_Problem to solve_.
Return all the lines below, exactly as they read.

-=-=-=-=-

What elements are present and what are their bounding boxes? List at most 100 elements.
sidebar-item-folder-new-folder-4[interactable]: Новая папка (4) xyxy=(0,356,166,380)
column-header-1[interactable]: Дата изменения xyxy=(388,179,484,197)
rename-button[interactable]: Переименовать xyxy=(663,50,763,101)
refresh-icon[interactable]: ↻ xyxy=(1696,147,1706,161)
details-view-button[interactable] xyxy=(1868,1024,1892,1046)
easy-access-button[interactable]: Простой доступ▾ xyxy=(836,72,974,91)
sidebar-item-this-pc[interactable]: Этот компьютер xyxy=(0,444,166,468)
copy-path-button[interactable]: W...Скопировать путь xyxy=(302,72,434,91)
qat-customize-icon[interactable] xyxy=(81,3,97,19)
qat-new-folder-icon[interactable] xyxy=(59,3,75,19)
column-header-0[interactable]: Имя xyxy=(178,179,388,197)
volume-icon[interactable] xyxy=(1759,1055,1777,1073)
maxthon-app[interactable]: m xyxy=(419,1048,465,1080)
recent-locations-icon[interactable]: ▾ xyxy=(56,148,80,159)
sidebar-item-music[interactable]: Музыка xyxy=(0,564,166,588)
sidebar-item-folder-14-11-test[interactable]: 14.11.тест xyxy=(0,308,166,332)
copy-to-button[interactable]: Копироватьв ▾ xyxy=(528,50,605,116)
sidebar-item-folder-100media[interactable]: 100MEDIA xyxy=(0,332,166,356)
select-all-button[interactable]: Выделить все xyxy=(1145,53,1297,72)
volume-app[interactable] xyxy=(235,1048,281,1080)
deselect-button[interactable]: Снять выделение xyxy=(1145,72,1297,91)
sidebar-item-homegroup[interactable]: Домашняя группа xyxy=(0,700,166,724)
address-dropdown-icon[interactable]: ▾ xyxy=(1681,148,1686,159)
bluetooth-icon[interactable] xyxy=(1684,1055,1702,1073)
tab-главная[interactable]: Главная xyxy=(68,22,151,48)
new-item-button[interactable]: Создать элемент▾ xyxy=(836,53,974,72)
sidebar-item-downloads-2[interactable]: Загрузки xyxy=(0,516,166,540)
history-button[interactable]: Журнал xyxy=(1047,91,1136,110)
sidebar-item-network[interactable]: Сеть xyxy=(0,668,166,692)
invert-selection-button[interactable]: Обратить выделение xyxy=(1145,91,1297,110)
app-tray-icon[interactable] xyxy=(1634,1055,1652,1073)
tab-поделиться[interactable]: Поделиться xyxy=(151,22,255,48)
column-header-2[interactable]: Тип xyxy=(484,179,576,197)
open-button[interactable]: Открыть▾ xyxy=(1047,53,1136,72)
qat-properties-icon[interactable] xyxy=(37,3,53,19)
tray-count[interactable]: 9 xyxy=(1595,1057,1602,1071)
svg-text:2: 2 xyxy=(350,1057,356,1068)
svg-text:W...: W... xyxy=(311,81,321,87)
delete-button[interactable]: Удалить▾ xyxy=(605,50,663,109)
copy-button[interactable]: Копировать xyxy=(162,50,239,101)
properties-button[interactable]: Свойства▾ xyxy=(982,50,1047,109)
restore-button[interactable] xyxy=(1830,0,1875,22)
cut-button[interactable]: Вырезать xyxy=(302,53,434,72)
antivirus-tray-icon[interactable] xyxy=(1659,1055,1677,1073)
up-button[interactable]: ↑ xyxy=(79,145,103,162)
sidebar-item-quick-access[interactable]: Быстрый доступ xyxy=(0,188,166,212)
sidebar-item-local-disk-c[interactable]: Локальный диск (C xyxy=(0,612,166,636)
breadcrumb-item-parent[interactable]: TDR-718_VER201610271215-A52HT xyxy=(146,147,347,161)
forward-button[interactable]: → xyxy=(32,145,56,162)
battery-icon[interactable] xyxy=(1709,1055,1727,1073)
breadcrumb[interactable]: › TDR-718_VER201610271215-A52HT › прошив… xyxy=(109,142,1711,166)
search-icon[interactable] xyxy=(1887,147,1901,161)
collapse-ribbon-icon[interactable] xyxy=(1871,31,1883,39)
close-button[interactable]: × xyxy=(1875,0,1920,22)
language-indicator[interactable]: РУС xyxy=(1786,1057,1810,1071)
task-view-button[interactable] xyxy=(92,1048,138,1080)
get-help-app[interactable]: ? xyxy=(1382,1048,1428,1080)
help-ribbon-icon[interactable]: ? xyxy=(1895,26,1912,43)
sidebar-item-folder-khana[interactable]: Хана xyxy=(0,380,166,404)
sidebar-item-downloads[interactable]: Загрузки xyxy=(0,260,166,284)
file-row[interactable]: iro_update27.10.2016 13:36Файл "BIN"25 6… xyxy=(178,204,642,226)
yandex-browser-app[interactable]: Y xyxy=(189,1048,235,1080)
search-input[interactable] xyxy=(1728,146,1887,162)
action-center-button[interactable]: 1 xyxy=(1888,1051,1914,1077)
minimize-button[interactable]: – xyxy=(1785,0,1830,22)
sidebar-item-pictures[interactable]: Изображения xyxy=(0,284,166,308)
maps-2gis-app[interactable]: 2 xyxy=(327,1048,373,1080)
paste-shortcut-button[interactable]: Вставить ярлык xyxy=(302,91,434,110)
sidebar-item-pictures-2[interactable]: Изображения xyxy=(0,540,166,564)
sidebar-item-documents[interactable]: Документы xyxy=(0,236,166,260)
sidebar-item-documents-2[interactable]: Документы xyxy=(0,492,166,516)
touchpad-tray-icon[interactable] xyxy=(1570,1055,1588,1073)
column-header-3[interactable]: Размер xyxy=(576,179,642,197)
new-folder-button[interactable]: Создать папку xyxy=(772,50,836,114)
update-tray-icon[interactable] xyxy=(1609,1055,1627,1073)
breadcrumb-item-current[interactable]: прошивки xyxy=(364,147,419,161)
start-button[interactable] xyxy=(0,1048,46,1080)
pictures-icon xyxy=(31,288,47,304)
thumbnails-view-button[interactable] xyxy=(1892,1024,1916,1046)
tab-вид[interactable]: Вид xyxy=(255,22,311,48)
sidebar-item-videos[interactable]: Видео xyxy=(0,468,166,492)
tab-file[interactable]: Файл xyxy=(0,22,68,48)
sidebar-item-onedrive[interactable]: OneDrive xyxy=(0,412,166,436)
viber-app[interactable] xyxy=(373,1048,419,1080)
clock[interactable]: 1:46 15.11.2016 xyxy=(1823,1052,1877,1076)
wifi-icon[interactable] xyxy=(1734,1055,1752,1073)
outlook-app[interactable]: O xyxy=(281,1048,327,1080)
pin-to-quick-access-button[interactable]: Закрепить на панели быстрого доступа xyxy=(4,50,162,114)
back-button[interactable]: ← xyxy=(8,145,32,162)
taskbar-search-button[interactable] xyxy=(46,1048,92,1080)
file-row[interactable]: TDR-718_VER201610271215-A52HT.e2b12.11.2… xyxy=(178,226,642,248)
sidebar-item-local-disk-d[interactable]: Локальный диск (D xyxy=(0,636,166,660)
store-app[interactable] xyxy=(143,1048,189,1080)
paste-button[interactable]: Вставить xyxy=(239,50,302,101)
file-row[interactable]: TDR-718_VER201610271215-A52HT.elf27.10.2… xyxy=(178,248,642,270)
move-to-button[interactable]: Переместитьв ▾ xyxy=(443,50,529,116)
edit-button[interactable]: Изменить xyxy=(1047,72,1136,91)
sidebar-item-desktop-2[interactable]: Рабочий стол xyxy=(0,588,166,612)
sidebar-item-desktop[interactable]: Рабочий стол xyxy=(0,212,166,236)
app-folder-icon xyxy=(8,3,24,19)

-=-=-=-=-

_Reply_.
What elements are present and what are their bounding boxes? List at most 100 elements.
sidebar-item-folder-new-folder-4[interactable]: Новая папка (4) xyxy=(0,356,166,380)
column-header-1[interactable]: Дата изменения xyxy=(388,179,484,197)
rename-button[interactable]: Переименовать xyxy=(663,50,763,101)
refresh-icon[interactable]: ↻ xyxy=(1696,147,1706,161)
details-view-button[interactable] xyxy=(1868,1024,1892,1046)
easy-access-button[interactable]: Простой доступ▾ xyxy=(836,72,974,91)
sidebar-item-this-pc[interactable]: Этот компьютер xyxy=(0,444,166,468)
copy-path-button[interactable]: W...Скопировать путь xyxy=(302,72,434,91)
qat-customize-icon[interactable] xyxy=(81,3,97,19)
qat-new-folder-icon[interactable] xyxy=(59,3,75,19)
column-header-0[interactable]: Имя xyxy=(178,179,388,197)
volume-icon[interactable] xyxy=(1759,1055,1777,1073)
maxthon-app[interactable]: m xyxy=(419,1048,465,1080)
recent-locations-icon[interactable]: ▾ xyxy=(56,148,80,159)
sidebar-item-music[interactable]: Музыка xyxy=(0,564,166,588)
sidebar-item-folder-14-11-test[interactable]: 14.11.тест xyxy=(0,308,166,332)
copy-to-button[interactable]: Копироватьв ▾ xyxy=(528,50,605,116)
sidebar-item-folder-100media[interactable]: 100MEDIA xyxy=(0,332,166,356)
select-all-button[interactable]: Выделить все xyxy=(1145,53,1297,72)
volume-app[interactable] xyxy=(235,1048,281,1080)
deselect-button[interactable]: Снять выделение xyxy=(1145,72,1297,91)
sidebar-item-homegroup[interactable]: Домашняя группа xyxy=(0,700,166,724)
address-dropdown-icon[interactable]: ▾ xyxy=(1681,148,1686,159)
bluetooth-icon[interactable] xyxy=(1684,1055,1702,1073)
tab-главная[interactable]: Главная xyxy=(68,22,151,48)
new-item-button[interactable]: Создать элемент▾ xyxy=(836,53,974,72)
sidebar-item-downloads-2[interactable]: Загрузки xyxy=(0,516,166,540)
history-button[interactable]: Журнал xyxy=(1047,91,1136,110)
sidebar-item-network[interactable]: Сеть xyxy=(0,668,166,692)
invert-selection-button[interactable]: Обратить выделение xyxy=(1145,91,1297,110)
app-tray-icon[interactable] xyxy=(1634,1055,1652,1073)
tab-поделиться[interactable]: Поделиться xyxy=(151,22,255,48)
column-header-2[interactable]: Тип xyxy=(484,179,576,197)
open-button[interactable]: Открыть▾ xyxy=(1047,53,1136,72)
qat-properties-icon[interactable] xyxy=(37,3,53,19)
tray-count[interactable]: 9 xyxy=(1595,1057,1602,1071)
svg-text:2: 2 xyxy=(350,1057,356,1068)
svg-text:W...: W... xyxy=(311,81,321,87)
delete-button[interactable]: Удалить▾ xyxy=(605,50,663,109)
copy-button[interactable]: Копировать xyxy=(162,50,239,101)
properties-button[interactable]: Свойства▾ xyxy=(982,50,1047,109)
restore-button[interactable] xyxy=(1830,0,1875,22)
cut-button[interactable]: Вырезать xyxy=(302,53,434,72)
antivirus-tray-icon[interactable] xyxy=(1659,1055,1677,1073)
up-button[interactable]: ↑ xyxy=(79,145,103,162)
sidebar-item-quick-access[interactable]: Быстрый доступ xyxy=(0,188,166,212)
sidebar-item-local-disk-c[interactable]: Локальный диск (C xyxy=(0,612,166,636)
breadcrumb-item-parent[interactable]: TDR-718_VER201610271215-A52HT xyxy=(146,147,347,161)
forward-button[interactable]: → xyxy=(32,145,56,162)
battery-icon[interactable] xyxy=(1709,1055,1727,1073)
breadcrumb[interactable]: › TDR-718_VER201610271215-A52HT › прошив… xyxy=(109,142,1711,166)
search-icon[interactable] xyxy=(1887,147,1901,161)
collapse-ribbon-icon[interactable] xyxy=(1871,31,1883,39)
close-button[interactable]: × xyxy=(1875,0,1920,22)
language-indicator[interactable]: РУС xyxy=(1786,1057,1810,1071)
task-view-button[interactable] xyxy=(92,1048,138,1080)
get-help-app[interactable]: ? xyxy=(1382,1048,1428,1080)
help-ribbon-icon[interactable]: ? xyxy=(1895,26,1912,43)
sidebar-item-folder-khana[interactable]: Хана xyxy=(0,380,166,404)
sidebar-item-downloads[interactable]: Загрузки xyxy=(0,260,166,284)
file-row[interactable]: iro_update27.10.2016 13:36Файл "BIN"25 6… xyxy=(178,204,642,226)
yandex-browser-app[interactable]: Y xyxy=(189,1048,235,1080)
search-input[interactable] xyxy=(1728,146,1887,162)
action-center-button[interactable]: 1 xyxy=(1888,1051,1914,1077)
minimize-button[interactable]: – xyxy=(1785,0,1830,22)
sidebar-item-pictures[interactable]: Изображения xyxy=(0,284,166,308)
maps-2gis-app[interactable]: 2 xyxy=(327,1048,373,1080)
paste-shortcut-button[interactable]: Вставить ярлык xyxy=(302,91,434,110)
sidebar-item-pictures-2[interactable]: Изображения xyxy=(0,540,166,564)
sidebar-item-documents[interactable]: Документы xyxy=(0,236,166,260)
sidebar-item-documents-2[interactable]: Документы xyxy=(0,492,166,516)
touchpad-tray-icon[interactable] xyxy=(1570,1055,1588,1073)
column-header-3[interactable]: Размер xyxy=(576,179,642,197)
new-folder-button[interactable]: Создать папку xyxy=(772,50,836,114)
update-tray-icon[interactable] xyxy=(1609,1055,1627,1073)
breadcrumb-item-current[interactable]: прошивки xyxy=(364,147,419,161)
start-button[interactable] xyxy=(0,1048,46,1080)
pictures-icon xyxy=(31,288,47,304)
thumbnails-view-button[interactable] xyxy=(1892,1024,1916,1046)
tab-вид[interactable]: Вид xyxy=(255,22,311,48)
sidebar-item-videos[interactable]: Видео xyxy=(0,468,166,492)
tab-file[interactable]: Файл xyxy=(0,22,68,48)
sidebar-item-onedrive[interactable]: OneDrive xyxy=(0,412,166,436)
viber-app[interactable] xyxy=(373,1048,419,1080)
clock[interactable]: 1:46 15.11.2016 xyxy=(1823,1052,1877,1076)
wifi-icon[interactable] xyxy=(1734,1055,1752,1073)
outlook-app[interactable]: O xyxy=(281,1048,327,1080)
pin-to-quick-access-button[interactable]: Закрепить на панели быстрого доступа xyxy=(4,50,162,114)
back-button[interactable]: ← xyxy=(8,145,32,162)
taskbar-search-button[interactable] xyxy=(46,1048,92,1080)
file-row[interactable]: TDR-718_VER201610271215-A52HT.e2b12.11.2… xyxy=(178,226,642,248)
sidebar-item-local-disk-d[interactable]: Локальный диск (D xyxy=(0,636,166,660)
store-app[interactable] xyxy=(143,1048,189,1080)
paste-button[interactable]: Вставить xyxy=(239,50,302,101)
file-row[interactable]: TDR-718_VER201610271215-A52HT.elf27.10.2… xyxy=(178,248,642,270)
move-to-button[interactable]: Переместитьв ▾ xyxy=(443,50,529,116)
edit-button[interactable]: Изменить xyxy=(1047,72,1136,91)
sidebar-item-desktop-2[interactable]: Рабочий стол xyxy=(0,588,166,612)
sidebar-item-desktop[interactable]: Рабочий стол xyxy=(0,212,166,236)
app-folder-icon xyxy=(8,3,24,19)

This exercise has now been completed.